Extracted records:
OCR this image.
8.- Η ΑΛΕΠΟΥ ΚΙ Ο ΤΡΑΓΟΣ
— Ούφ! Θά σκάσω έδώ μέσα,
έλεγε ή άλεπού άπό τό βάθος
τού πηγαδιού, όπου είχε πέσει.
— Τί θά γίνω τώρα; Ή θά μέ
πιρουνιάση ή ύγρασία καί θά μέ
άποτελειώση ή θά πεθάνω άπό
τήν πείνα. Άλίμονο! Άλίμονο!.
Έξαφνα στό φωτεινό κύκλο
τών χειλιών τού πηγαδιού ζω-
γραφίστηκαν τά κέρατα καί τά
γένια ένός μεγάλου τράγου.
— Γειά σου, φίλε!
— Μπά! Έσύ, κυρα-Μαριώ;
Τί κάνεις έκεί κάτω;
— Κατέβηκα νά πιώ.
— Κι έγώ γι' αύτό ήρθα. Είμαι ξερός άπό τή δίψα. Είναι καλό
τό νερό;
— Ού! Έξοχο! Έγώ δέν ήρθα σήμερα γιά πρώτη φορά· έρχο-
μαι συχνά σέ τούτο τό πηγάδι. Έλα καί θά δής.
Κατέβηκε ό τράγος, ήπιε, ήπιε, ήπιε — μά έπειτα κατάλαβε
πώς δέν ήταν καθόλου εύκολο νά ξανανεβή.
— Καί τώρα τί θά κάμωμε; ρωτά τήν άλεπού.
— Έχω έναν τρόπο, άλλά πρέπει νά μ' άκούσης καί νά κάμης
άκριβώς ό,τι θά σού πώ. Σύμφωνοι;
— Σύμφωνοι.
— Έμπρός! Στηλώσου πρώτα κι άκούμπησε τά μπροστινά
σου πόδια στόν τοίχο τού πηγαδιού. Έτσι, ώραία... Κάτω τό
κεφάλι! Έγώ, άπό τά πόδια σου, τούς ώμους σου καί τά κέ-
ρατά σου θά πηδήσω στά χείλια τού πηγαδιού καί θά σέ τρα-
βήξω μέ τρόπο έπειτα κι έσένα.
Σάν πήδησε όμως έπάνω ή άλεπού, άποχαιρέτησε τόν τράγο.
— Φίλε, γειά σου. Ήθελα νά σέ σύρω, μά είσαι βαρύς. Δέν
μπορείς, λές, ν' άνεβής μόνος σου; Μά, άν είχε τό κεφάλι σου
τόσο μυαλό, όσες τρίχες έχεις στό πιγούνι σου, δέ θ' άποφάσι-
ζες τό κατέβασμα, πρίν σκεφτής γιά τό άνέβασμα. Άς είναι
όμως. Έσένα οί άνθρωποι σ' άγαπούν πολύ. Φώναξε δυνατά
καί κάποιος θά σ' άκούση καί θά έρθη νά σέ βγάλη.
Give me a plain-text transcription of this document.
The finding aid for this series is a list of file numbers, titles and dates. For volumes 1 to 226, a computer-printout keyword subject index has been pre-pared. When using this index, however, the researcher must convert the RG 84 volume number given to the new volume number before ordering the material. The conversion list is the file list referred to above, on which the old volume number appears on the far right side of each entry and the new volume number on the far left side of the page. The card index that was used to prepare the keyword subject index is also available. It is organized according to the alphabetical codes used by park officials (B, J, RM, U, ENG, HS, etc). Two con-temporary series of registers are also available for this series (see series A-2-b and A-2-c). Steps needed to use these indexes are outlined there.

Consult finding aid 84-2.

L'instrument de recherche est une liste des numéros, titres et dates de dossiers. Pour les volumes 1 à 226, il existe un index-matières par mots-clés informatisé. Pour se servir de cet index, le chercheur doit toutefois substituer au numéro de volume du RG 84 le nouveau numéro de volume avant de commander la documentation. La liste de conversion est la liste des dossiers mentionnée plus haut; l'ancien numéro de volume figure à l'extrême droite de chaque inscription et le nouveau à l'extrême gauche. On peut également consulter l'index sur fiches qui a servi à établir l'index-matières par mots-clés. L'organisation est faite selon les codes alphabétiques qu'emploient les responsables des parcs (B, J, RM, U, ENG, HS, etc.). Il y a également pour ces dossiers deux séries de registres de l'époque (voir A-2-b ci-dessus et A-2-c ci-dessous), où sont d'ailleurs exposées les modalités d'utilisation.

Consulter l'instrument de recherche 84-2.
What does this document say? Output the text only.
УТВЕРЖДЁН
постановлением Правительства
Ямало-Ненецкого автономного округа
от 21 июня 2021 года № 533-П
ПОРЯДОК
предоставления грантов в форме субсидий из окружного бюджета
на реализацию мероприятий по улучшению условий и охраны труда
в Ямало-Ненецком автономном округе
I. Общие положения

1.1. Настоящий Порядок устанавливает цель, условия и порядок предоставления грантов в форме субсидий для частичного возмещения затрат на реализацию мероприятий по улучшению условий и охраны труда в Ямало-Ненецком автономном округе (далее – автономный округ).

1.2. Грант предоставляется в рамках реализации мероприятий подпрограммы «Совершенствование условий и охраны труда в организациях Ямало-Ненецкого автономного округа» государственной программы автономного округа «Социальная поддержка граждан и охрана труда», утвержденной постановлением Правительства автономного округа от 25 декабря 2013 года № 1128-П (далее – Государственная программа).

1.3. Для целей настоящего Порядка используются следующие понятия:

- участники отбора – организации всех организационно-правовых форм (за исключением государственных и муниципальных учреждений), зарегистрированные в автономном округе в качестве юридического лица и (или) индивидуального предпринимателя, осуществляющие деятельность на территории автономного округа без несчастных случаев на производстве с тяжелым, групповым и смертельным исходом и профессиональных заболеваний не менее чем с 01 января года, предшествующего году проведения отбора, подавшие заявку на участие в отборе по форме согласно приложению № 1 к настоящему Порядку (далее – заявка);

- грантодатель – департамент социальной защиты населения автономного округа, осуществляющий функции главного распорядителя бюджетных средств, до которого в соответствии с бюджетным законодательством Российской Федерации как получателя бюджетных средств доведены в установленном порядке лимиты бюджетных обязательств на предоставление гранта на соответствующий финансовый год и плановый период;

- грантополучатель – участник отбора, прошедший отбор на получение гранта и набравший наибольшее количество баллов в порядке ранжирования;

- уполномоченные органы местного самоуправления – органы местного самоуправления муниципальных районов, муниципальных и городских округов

● Work required: Please restate the whole listing word for word.

● Final result:
OCR this image.
8.- Η ΑΛΕΠΟΥ ΚΙ Ο ΤΡΑΓΟΣ
— Ούφ! Θά σκάσω έδώ μέσα,
έλεγε ή άλεπού άπό τό βάθος
τού πηγαδιού, όπου είχε πέσει.
— Τί θά γίνω τώρα; Ή θά μέ
πιρουνιάση ή ύγρασία καί θά μέ
άποτελειώση ή θά πεθάνω άπό
τήν πείνα. Άλίμονο! Άλίμονο!.
Έξαφνα στό φωτεινό κύκλο
τών χειλιών τού πηγαδιού ζω-
γραφίστηκαν τά κέρατα καί τά
γένια ένός μεγάλου τράγου.
— Γειά σου, φίλε!
— Μπά! Έσύ, κυρα-Μαριώ;
Τί κάνεις έκεί κάτω;
— Κατέβηκα νά πιώ.
— Κι έγώ γι' αύτό ήρθα. Είμαι ξερός άπό τή δίψα. Είναι καλό
τό νερό;
— Ού! Έξοχο! Έγώ δέν ήρθα σήμερα γιά πρώτη φορά· έρχο-
μαι συχνά σέ τούτο τό πηγάδι. Έλα καί θά δής.
Κατέβηκε ό τράγος, ήπιε, ήπιε, ήπιε — μά έπειτα κατάλαβε
πώς δέν ήταν καθόλου εύκολο νά ξανανεβή.
— Καί τώρα τί θά κάμωμε; ρωτά τήν άλεπού.
— Έχω έναν τρόπο, άλλά πρέπει νά μ' άκούσης καί νά κάμης
άκριβώς ό,τι θά σού πώ. Σύμφωνοι;
— Σύμφωνοι.
— Έμπρός! Στηλώσου πρώτα κι άκούμπησε τά μπροστινά
σου πόδια στόν τοίχο τού πηγαδιού. Έτσι, ώραία... Κάτω τό
κεφάλι! Έγώ, άπό τά πόδια σου, τούς ώμους σου καί τά κέ-
ρατά σου θά πηδήσω στά χείλια τού πηγαδιού καί θά σέ τρα-
βήξω μέ τρόπο έπειτα κι έσένα.
Σάν πήδησε όμως έπάνω ή άλεπού, άποχαιρέτησε τόν τράγο.
— Φίλε, γειά σου. Ήθελα νά σέ σύρω, μά είσαι βαρύς. Δέν
μπορείς, λές, ν' άνεβής μόνος σου; Μά, άν είχε τό κεφάλι σου
τόσο μυαλό, όσες τρίχες έχεις στό πιγούνι σου, δέ θ' άποφάσι-
ζες τό κατέβασμα, πρίν σκεφτής γιά τό άνέβασμα. Άς είναι
όμως. Έσένα οί άνθρωποι σ' άγαπούν πολύ. Φώναξε δυνατά
καί κάποιος θά σ' άκούση καί θά έρθη νά σέ βγάλη.
Give me a plain-text transcription of this document.
The finding aid for this series is a list of file numbers, titles and dates. For volumes 1 to 226, a computer-printout keyword subject index has been pre-pared. When using this index, however, the researcher must convert the RG 84 volume number given to the new volume number before ordering the material. The conversion list is the file list referred to above, on which the old volume number appears on the far right side of each entry and the new volume number on the far left side of the page. The card index that was used to prepare the keyword subject index is also available. It is organized according to the alphabetical codes used by park officials (B, J, RM, U, ENG, HS, etc). Two con-temporary series of registers are also available for this series (see series A-2-b and A-2-c). Steps needed to use these indexes are outlined there.

Consult finding aid 84-2.

L'instrument de recherche est une liste des numéros, titres et dates de dossiers. Pour les volumes 1 à 226, il existe un index-matières par mots-clés informatisé. Pour se servir de cet index, le chercheur doit toutefois substituer au numéro de volume du RG 84 le nouveau numéro de volume avant de commander la documentation. La liste de conversion est la liste des dossiers mentionnée plus haut; l'ancien numéro de volume figure à l'extrême droite de chaque inscription et le nouveau à l'extrême gauche. On peut également consulter l'index sur fiches qui a servi à établir l'index-matières par mots-clés. L'organisation est faite selon les codes alphabétiques qu'emploient les responsables des parcs (B, J, RM, U, ENG, HS, etc.). Il y a également pour ces dossiers deux séries de registres de l'époque (voir A-2-b ci-dessus et A-2-c ci-dessous), où sont d'ailleurs exposées les modalités d'utilisation.

Consulter l'instrument de recherche 84-2.
What does this document say? Output the text only.
УТВЕРЖДЁН
постановлением Правительства
Ямало-Ненецкого автономного округа
от 21 июня 2021 года № 533-П
ПОРЯДОК
предоставления грантов в форме субсидий из окружного бюджета
на реализацию мероприятий по улучшению условий и охраны труда
в Ямало-Ненецком автономном округе
I. Общие положения

1.1. Настоящий Порядок устанавливает цель, условия и порядок предоставления грантов в форме субсидий для частичного возмещения затрат на реализацию мероприятий по улучшению условий и охраны труда в Ямало-Ненецком автономном округе (далее – автономный округ).

1.2. Грант предоставляется в рамках реализации мероприятий подпрограммы «Совершенствование условий и охраны труда в организациях Ямало-Ненецкого автономного округа» государственной программы автономного округа «Социальная поддержка граждан и охрана труда», утвержденной постановлением Правительства автономного округа от 25 декабря 2013 года № 1128-П (далее – Государственная программа).

1.3. Для целей настоящего Порядка используются следующие понятия:

- участники отбора – организации всех организационно-правовых форм (за исключением государственных и муниципальных учреждений), зарегистрированные в автономном округе в качестве юридического лица и (или) индивидуального предпринимателя, осуществляющие деятельность на территории автономного округа без несчастных случаев на производстве с тяжелым, групповым и смертельным исходом и профессиональных заболеваний не менее чем с 01 января года, предшествующего году проведения отбора, подавшие заявку на участие в отборе по форме согласно приложению № 1 к настоящему Порядку (далее – заявка);

- грантодатель – департамент социальной защиты населения автономного округа, осуществляющий функции главного распорядителя бюджетных средств, до которого в соответствии с бюджетным законодательством Российской Федерации как получателя бюджетных средств доведены в установленном порядке лимиты бюджетных обязательств на предоставление гранта на соответствующий финансовый год и плановый период;

- грантополучатель – участник отбора, прошедший отбор на получение гранта и набравший наибольшее количество баллов в порядке ранжирования;

- уполномоченные органы местного самоуправления – органы местного самоуправления муниципальных районов, муниципальных и городских округов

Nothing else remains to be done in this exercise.